*PROBLEM DETAILS*. State how many lines of the entries hold the string "explorer", and output nothing but that count.

Stored data entries

★ ★ ★ ★ ★

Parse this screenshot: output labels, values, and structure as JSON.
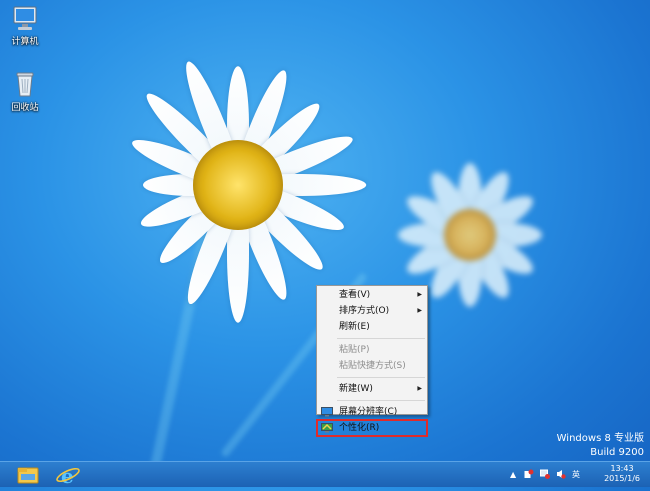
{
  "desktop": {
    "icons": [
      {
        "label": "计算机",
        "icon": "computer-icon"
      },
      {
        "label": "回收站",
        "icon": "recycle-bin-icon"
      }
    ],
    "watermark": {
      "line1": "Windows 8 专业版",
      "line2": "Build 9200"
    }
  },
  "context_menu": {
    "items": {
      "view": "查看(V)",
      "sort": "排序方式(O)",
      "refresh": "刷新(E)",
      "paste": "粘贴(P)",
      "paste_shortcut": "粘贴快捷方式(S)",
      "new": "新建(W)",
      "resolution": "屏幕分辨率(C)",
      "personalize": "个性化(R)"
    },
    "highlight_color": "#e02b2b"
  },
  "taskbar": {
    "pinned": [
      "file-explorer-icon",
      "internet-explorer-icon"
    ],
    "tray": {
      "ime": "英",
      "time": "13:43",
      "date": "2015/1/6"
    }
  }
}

★ ★ ★ ★ ★

*FINAL RESULT*. 2